RAW RECORDS
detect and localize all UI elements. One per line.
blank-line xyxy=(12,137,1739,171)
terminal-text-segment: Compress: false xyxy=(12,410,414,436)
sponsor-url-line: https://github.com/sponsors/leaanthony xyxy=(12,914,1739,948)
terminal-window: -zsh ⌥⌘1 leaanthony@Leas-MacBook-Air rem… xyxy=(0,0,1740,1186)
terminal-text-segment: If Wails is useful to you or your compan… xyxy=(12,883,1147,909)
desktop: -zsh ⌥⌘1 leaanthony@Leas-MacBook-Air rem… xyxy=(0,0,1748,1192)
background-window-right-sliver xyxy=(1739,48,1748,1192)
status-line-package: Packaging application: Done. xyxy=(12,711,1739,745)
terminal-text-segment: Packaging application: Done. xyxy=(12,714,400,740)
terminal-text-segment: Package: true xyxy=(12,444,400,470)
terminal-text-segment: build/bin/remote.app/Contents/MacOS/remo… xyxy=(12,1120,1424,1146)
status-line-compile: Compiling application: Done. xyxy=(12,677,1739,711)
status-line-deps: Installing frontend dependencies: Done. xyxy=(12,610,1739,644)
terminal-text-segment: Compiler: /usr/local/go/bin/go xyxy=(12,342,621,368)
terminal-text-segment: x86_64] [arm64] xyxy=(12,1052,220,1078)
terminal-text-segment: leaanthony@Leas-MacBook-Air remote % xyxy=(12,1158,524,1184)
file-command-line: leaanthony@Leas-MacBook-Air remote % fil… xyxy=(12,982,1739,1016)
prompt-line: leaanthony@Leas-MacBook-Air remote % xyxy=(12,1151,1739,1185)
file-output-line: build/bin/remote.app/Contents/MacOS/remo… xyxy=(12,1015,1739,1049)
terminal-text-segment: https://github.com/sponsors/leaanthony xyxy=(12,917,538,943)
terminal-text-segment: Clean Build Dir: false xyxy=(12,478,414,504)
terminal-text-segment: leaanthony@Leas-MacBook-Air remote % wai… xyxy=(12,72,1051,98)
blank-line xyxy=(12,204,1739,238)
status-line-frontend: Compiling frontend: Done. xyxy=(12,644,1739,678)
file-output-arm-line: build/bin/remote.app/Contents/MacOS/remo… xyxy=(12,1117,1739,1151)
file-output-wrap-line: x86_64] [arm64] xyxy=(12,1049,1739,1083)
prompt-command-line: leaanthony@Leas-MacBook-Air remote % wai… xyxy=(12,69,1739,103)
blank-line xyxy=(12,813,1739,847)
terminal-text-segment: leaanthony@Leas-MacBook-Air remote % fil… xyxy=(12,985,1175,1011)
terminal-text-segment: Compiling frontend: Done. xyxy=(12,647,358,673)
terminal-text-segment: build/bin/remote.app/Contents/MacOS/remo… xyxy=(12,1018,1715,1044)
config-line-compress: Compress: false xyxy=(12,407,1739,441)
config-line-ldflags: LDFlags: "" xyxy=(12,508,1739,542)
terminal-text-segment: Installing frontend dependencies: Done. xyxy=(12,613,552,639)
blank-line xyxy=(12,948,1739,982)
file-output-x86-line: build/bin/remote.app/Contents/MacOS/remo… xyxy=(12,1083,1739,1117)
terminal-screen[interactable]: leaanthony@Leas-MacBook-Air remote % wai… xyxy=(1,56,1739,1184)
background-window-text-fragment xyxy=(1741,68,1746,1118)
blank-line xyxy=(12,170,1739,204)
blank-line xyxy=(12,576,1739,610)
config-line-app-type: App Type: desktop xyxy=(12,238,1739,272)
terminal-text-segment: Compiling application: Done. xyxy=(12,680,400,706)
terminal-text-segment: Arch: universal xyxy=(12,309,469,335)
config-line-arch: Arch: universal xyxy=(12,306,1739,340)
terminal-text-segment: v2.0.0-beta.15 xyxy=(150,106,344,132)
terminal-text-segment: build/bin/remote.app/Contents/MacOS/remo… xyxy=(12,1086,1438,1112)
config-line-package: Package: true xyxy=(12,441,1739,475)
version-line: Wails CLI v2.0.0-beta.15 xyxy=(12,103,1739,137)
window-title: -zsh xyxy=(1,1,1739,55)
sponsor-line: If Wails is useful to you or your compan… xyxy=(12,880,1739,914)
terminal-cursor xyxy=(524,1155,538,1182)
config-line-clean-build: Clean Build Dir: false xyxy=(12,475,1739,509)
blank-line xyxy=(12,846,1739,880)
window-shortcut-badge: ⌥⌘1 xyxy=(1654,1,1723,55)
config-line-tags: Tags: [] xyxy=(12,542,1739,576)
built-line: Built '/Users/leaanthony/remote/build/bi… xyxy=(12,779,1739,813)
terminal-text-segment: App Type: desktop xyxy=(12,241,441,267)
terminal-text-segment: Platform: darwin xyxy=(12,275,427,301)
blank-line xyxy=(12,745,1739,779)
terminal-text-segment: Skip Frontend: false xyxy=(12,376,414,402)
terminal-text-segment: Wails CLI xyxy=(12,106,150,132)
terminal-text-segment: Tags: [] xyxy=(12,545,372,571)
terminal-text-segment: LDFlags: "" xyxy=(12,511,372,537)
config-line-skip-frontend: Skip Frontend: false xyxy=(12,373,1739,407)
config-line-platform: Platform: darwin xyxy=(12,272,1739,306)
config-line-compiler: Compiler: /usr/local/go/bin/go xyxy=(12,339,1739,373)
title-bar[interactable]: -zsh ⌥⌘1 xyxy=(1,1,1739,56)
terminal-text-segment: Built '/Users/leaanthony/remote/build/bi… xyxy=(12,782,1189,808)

DIRECTIVE
Copy out every line of the material above, word for word and in its original order.

OUTPUT
detect and localize all UI elements. One per line.
blank-line xyxy=(12,137,1739,171)
terminal-text-segment: Compress: false xyxy=(12,410,414,436)
sponsor-url-line: https://github.com/sponsors/leaanthony xyxy=(12,914,1739,948)
terminal-window: -zsh ⌥⌘1 leaanthony@Leas-MacBook-Air rem… xyxy=(0,0,1740,1186)
terminal-text-segment: If Wails is useful to you or your compan… xyxy=(12,883,1147,909)
desktop: -zsh ⌥⌘1 leaanthony@Leas-MacBook-Air rem… xyxy=(0,0,1748,1192)
background-window-right-sliver xyxy=(1739,48,1748,1192)
status-line-package: Packaging application: Done. xyxy=(12,711,1739,745)
terminal-text-segment: Packaging application: Done. xyxy=(12,714,400,740)
terminal-text-segment: Package: true xyxy=(12,444,400,470)
terminal-text-segment: build/bin/remote.app/Contents/MacOS/remo… xyxy=(12,1120,1424,1146)
status-line-compile: Compiling application: Done. xyxy=(12,677,1739,711)
status-line-deps: Installing frontend dependencies: Done. xyxy=(12,610,1739,644)
terminal-text-segment: Compiler: /usr/local/go/bin/go xyxy=(12,342,621,368)
terminal-text-segment: x86_64] [arm64] xyxy=(12,1052,220,1078)
terminal-text-segment: leaanthony@Leas-MacBook-Air remote % xyxy=(12,1158,524,1184)
file-command-line: leaanthony@Leas-MacBook-Air remote % fil… xyxy=(12,982,1739,1016)
prompt-line: leaanthony@Leas-MacBook-Air remote % xyxy=(12,1151,1739,1185)
file-output-line: build/bin/remote.app/Contents/MacOS/remo… xyxy=(12,1015,1739,1049)
terminal-text-segment: https://github.com/sponsors/leaanthony xyxy=(12,917,538,943)
terminal-text-segment: Clean Build Dir: false xyxy=(12,478,414,504)
terminal-text-segment: leaanthony@Leas-MacBook-Air remote % wai… xyxy=(12,72,1051,98)
blank-line xyxy=(12,204,1739,238)
status-line-frontend: Compiling frontend: Done. xyxy=(12,644,1739,678)
file-output-arm-line: build/bin/remote.app/Contents/MacOS/remo… xyxy=(12,1117,1739,1151)
file-output-wrap-line: x86_64] [arm64] xyxy=(12,1049,1739,1083)
prompt-command-line: leaanthony@Leas-MacBook-Air remote % wai… xyxy=(12,69,1739,103)
blank-line xyxy=(12,813,1739,847)
terminal-text-segment: leaanthony@Leas-MacBook-Air remote % fil… xyxy=(12,985,1175,1011)
terminal-text-segment: Compiling frontend: Done. xyxy=(12,647,358,673)
terminal-text-segment: build/bin/remote.app/Contents/MacOS/remo… xyxy=(12,1018,1715,1044)
config-line-compress: Compress: false xyxy=(12,407,1739,441)
config-line-ldflags: LDFlags: "" xyxy=(12,508,1739,542)
terminal-text-segment: Installing frontend dependencies: Done. xyxy=(12,613,552,639)
blank-line xyxy=(12,948,1739,982)
file-output-x86-line: build/bin/remote.app/Contents/MacOS/remo… xyxy=(12,1083,1739,1117)
terminal-screen[interactable]: leaanthony@Leas-MacBook-Air remote % wai… xyxy=(1,56,1739,1184)
background-window-text-fragment xyxy=(1741,68,1746,1118)
blank-line xyxy=(12,170,1739,204)
blank-line xyxy=(12,576,1739,610)
config-line-app-type: App Type: desktop xyxy=(12,238,1739,272)
terminal-text-segment: Compiling application: Done. xyxy=(12,680,400,706)
terminal-text-segment: Arch: universal xyxy=(12,309,469,335)
config-line-arch: Arch: universal xyxy=(12,306,1739,340)
terminal-text-segment: v2.0.0-beta.15 xyxy=(150,106,344,132)
terminal-text-segment: build/bin/remote.app/Contents/MacOS/remo… xyxy=(12,1086,1438,1112)
config-line-package: Package: true xyxy=(12,441,1739,475)
version-line: Wails CLI v2.0.0-beta.15 xyxy=(12,103,1739,137)
window-title: -zsh xyxy=(1,1,1739,55)
sponsor-line: If Wails is useful to you or your compan… xyxy=(12,880,1739,914)
terminal-cursor xyxy=(524,1155,538,1182)
config-line-clean-build: Clean Build Dir: false xyxy=(12,475,1739,509)
blank-line xyxy=(12,846,1739,880)
window-shortcut-badge: ⌥⌘1 xyxy=(1654,1,1723,55)
config-line-tags: Tags: [] xyxy=(12,542,1739,576)
built-line: Built '/Users/leaanthony/remote/build/bi… xyxy=(12,779,1739,813)
terminal-text-segment: App Type: desktop xyxy=(12,241,441,267)
terminal-text-segment: Platform: darwin xyxy=(12,275,427,301)
blank-line xyxy=(12,745,1739,779)
terminal-text-segment: Skip Frontend: false xyxy=(12,376,414,402)
terminal-text-segment: Wails CLI xyxy=(12,106,150,132)
terminal-text-segment: Tags: [] xyxy=(12,545,372,571)
terminal-text-segment: LDFlags: "" xyxy=(12,511,372,537)
config-line-skip-frontend: Skip Frontend: false xyxy=(12,373,1739,407)
config-line-platform: Platform: darwin xyxy=(12,272,1739,306)
config-line-compiler: Compiler: /usr/local/go/bin/go xyxy=(12,339,1739,373)
title-bar[interactable]: -zsh ⌥⌘1 xyxy=(1,1,1739,56)
terminal-text-segment: Built '/Users/leaanthony/remote/build/bi… xyxy=(12,782,1189,808)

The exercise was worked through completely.